─── Records for the exercise

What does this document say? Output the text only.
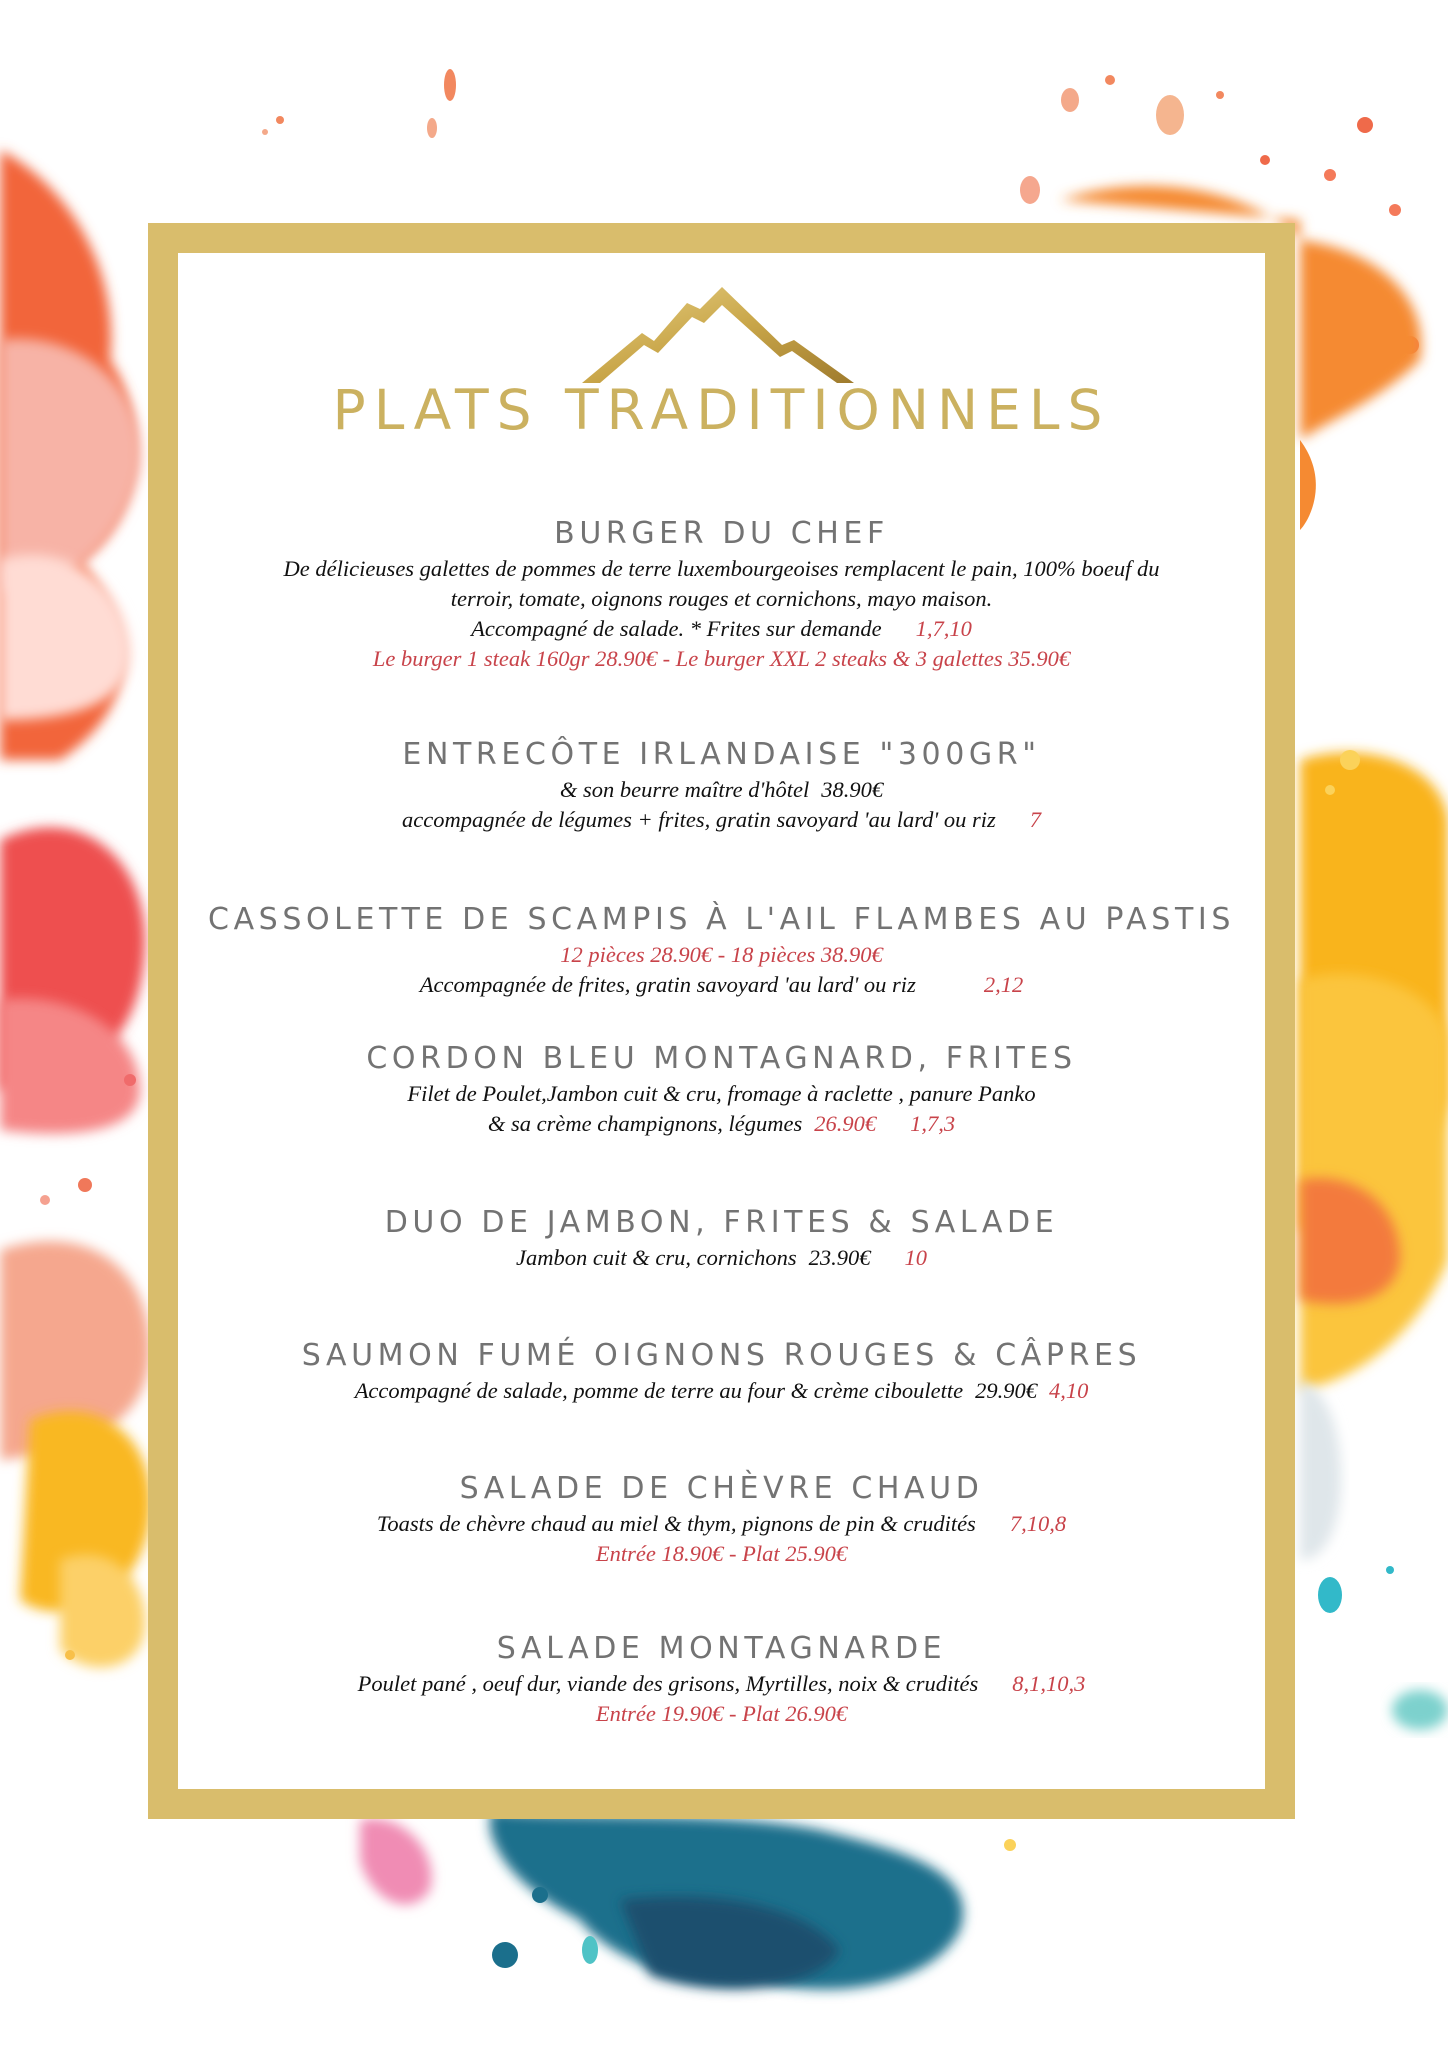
PLATS TRADITIONNELS
BURGER DU CHEF
De délicieuses galettes de pommes de terre luxembourgeoises remplacent le pain, 100% boeuf du
terroir, tomate, oignons rouges et cornichons, mayo maison.
Accompagné de salade. * Frites sur demande 1,7,10
Le burger 1 steak 160gr 28.90€ - Le burger XXL 2 steaks & 3 galettes 35.90€
ENTRECÔTE IRLANDAISE "300GR"
& son beurre maître d'hôtel 38.90€
accompagnée de légumes + frites, gratin savoyard 'au lard' ou riz 7
CASSOLETTE DE SCAMPIS À L'AIL FLAMBES AU PASTIS
12 pièces 28.90€ - 18 pièces 38.90€
Accompagnée de frites, gratin savoyard 'au lard' ou riz	2,12
CORDON BLEU MONTAGNARD, FRITES
Filet de Poulet,Jambon cuit & cru, fromage à raclette , panure Panko
& sa crème champignons, légumes 26.90€ 1,7,3
DUO DE JAMBON, FRITES & SALADE
Jambon cuit & cru, cornichons 23.90€ 10
SAUMON FUMÉ OIGNONS ROUGES & CÂPRES
Accompagné de salade, pomme de terre au four & crème ciboulette 29.90€ 4,10
SALADE DE CHÈVRE CHAUD
Toasts de chèvre chaud au miel & thym, pignons de pin & crudités 7,10,8
Entrée 18.90€ - Plat 25.90€
SALADE MONTAGNARDE
Poulet pané , oeuf dur, viande des grisons, Myrtilles, noix & crudités 8,1,10,3
Entrée 19.90€ - Plat 26.90€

──────

**Request**
State only how many lines in the material include "savoyard".

**Exercise solution**
2